▶ _Task brief_: Reproduce the records below exactly, leaving out any pictures.

─── Data excerpts

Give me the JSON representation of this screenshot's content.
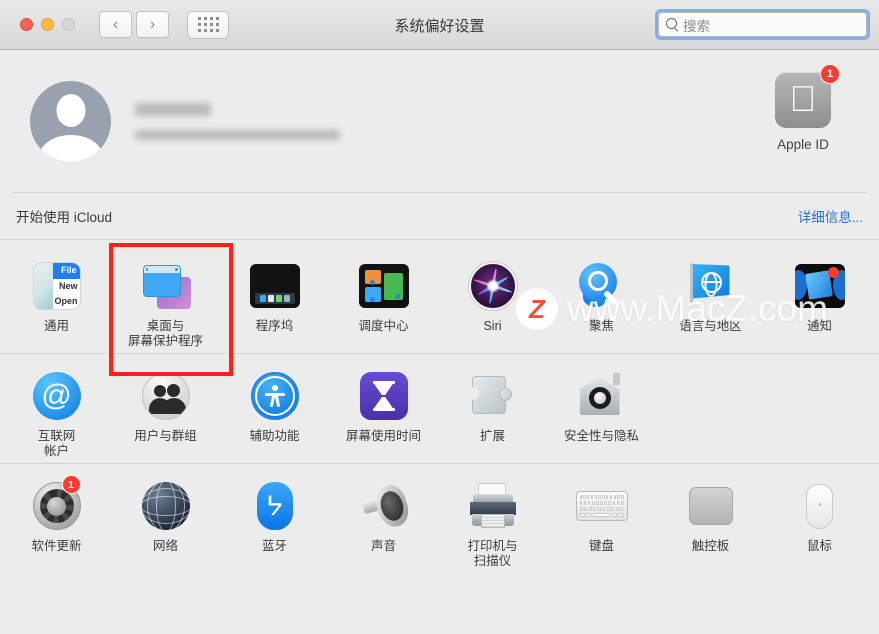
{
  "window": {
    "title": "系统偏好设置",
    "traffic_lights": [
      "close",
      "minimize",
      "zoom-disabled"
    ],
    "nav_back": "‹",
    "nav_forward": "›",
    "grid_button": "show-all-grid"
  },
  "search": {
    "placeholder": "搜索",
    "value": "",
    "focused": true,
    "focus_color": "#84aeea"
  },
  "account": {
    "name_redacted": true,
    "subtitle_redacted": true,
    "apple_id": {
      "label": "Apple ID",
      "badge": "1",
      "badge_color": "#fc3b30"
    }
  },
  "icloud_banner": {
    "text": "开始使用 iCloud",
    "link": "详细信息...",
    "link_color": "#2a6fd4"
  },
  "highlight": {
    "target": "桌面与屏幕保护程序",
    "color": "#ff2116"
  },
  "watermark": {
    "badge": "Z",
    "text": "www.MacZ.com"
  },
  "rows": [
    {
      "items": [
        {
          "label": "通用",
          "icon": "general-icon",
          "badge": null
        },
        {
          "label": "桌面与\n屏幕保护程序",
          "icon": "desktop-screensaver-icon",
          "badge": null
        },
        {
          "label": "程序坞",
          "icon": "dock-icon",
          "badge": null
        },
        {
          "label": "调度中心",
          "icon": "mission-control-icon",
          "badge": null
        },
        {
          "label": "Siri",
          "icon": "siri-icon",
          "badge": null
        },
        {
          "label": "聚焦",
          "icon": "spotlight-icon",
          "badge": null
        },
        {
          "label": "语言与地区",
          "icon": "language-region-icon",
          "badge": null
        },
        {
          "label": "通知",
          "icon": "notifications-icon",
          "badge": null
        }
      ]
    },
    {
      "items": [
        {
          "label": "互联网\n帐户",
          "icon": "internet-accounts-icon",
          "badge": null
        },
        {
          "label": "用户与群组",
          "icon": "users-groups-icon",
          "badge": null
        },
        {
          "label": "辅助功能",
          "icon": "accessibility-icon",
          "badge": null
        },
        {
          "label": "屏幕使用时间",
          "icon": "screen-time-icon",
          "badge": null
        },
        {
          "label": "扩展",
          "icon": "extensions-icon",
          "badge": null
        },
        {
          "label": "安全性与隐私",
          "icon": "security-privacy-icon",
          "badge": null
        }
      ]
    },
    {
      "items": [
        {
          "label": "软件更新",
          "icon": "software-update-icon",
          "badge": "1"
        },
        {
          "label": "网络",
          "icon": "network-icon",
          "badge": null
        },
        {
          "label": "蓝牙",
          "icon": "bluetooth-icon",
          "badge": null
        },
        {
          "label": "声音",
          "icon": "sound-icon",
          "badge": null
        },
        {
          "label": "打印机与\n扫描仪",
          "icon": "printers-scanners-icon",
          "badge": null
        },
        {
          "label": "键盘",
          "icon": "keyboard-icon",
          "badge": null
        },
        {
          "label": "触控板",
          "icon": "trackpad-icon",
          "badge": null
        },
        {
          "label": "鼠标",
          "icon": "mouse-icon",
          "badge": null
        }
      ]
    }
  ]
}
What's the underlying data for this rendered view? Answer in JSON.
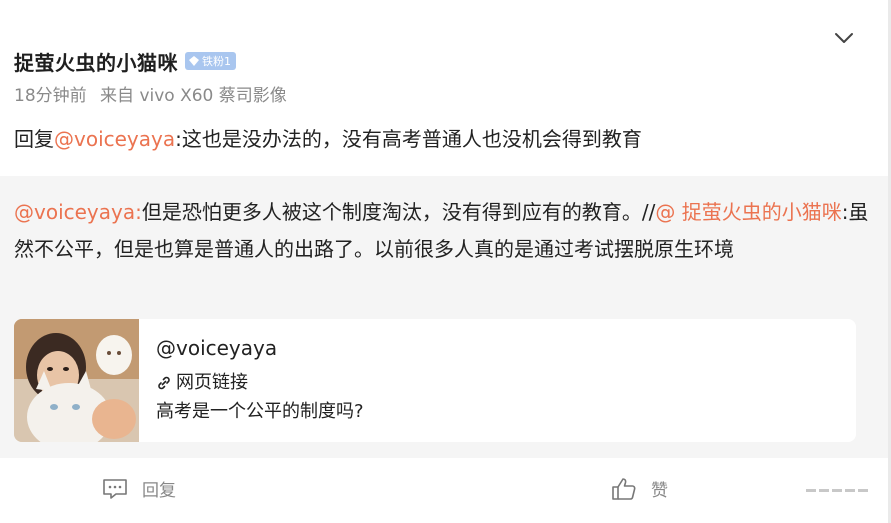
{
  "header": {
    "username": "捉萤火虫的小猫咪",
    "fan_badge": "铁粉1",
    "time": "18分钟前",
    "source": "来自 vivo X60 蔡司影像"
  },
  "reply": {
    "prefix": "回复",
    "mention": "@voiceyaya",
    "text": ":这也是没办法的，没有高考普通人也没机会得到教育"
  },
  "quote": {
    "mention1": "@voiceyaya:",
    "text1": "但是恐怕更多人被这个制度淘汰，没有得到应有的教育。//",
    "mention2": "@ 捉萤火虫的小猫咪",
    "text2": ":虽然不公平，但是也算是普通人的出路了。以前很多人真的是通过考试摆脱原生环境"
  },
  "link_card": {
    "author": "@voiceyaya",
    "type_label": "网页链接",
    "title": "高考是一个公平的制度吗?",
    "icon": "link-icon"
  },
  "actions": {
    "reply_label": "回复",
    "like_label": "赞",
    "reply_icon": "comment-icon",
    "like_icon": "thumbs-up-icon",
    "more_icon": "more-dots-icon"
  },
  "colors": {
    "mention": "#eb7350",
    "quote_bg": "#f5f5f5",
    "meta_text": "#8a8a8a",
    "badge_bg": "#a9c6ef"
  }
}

──────

▶ _Complete response_:
Give me the JSON representation of this screenshot's content.
{
  "window": {
    "title": "系统偏好设置",
    "traffic_lights": [
      "close",
      "minimize",
      "zoom-disabled"
    ],
    "nav_back": "‹",
    "nav_forward": "›",
    "grid_button": "show-all-grid"
  },
  "search": {
    "placeholder": "搜索",
    "value": "",
    "focused": true,
    "focus_color": "#84aeea"
  },
  "account": {
    "name_redacted": true,
    "subtitle_redacted": true,
    "apple_id": {
      "label": "Apple ID",
      "badge": "1",
      "badge_color": "#fc3b30"
    }
  },
  "icloud_banner": {
    "text": "开始使用 iCloud",
    "link": "详细信息...",
    "link_color": "#2a6fd4"
  },
  "highlight": {
    "target": "桌面与屏幕保护程序",
    "color": "#ff2116"
  },
  "watermark": {
    "badge": "Z",
    "text": "www.MacZ.com"
  },
  "rows": [
    {
      "items": [
        {
          "label": "通用",
          "icon": "general-icon",
          "badge": null
        },
        {
          "label": "桌面与\n屏幕保护程序",
          "icon": "desktop-screensaver-icon",
          "badge": null
        },
        {
          "label": "程序坞",
          "icon": "dock-icon",
          "badge": null
        },
        {
          "label": "调度中心",
          "icon": "mission-control-icon",
          "badge": null
        },
        {
          "label": "Siri",
          "icon": "siri-icon",
          "badge": null
        },
        {
          "label": "聚焦",
          "icon": "spotlight-icon",
          "badge": null
        },
        {
          "label": "语言与地区",
          "icon": "language-region-icon",
          "badge": null
        },
        {
          "label": "通知",
          "icon": "notifications-icon",
          "badge": null
        }
      ]
    },
    {
      "items": [
        {
          "label": "互联网\n帐户",
          "icon": "internet-accounts-icon",
          "badge": null
        },
        {
          "label": "用户与群组",
          "icon": "users-groups-icon",
          "badge": null
        },
        {
          "label": "辅助功能",
          "icon": "accessibility-icon",
          "badge": null
        },
        {
          "label": "屏幕使用时间",
          "icon": "screen-time-icon",
          "badge": null
        },
        {
          "label": "扩展",
          "icon": "extensions-icon",
          "badge": null
        },
        {
          "label": "安全性与隐私",
          "icon": "security-privacy-icon",
          "badge": null
        }
      ]
    },
    {
      "items": [
        {
          "label": "软件更新",
          "icon": "software-update-icon",
          "badge": "1"
        },
        {
          "label": "网络",
          "icon": "network-icon",
          "badge": null
        },
        {
          "label": "蓝牙",
          "icon": "bluetooth-icon",
          "badge": null
        },
        {
          "label": "声音",
          "icon": "sound-icon",
          "badge": null
        },
        {
          "label": "打印机与\n扫描仪",
          "icon": "printers-scanners-icon",
          "badge": null
        },
        {
          "label": "键盘",
          "icon": "keyboard-icon",
          "badge": null
        },
        {
          "label": "触控板",
          "icon": "trackpad-icon",
          "badge": null
        },
        {
          "label": "鼠标",
          "icon": "mouse-icon",
          "badge": null
        }
      ]
    }
  ]
}
What's the underlying data for this rendered view? Answer in JSON.
{
  "header": {
    "username": "捉萤火虫的小猫咪",
    "fan_badge": "铁粉1",
    "time": "18分钟前",
    "source": "来自 vivo X60 蔡司影像"
  },
  "reply": {
    "prefix": "回复",
    "mention": "@voiceyaya",
    "text": ":这也是没办法的，没有高考普通人也没机会得到教育"
  },
  "quote": {
    "mention1": "@voiceyaya:",
    "text1": "但是恐怕更多人被这个制度淘汰，没有得到应有的教育。//",
    "mention2": "@ 捉萤火虫的小猫咪",
    "text2": ":虽然不公平，但是也算是普通人的出路了。以前很多人真的是通过考试摆脱原生环境"
  },
  "link_card": {
    "author": "@voiceyaya",
    "type_label": "网页链接",
    "title": "高考是一个公平的制度吗?",
    "icon": "link-icon"
  },
  "actions": {
    "reply_label": "回复",
    "like_label": "赞",
    "reply_icon": "comment-icon",
    "like_icon": "thumbs-up-icon",
    "more_icon": "more-dots-icon"
  },
  "colors": {
    "mention": "#eb7350",
    "quote_bg": "#f5f5f5",
    "meta_text": "#8a8a8a",
    "badge_bg": "#a9c6ef"
  }
}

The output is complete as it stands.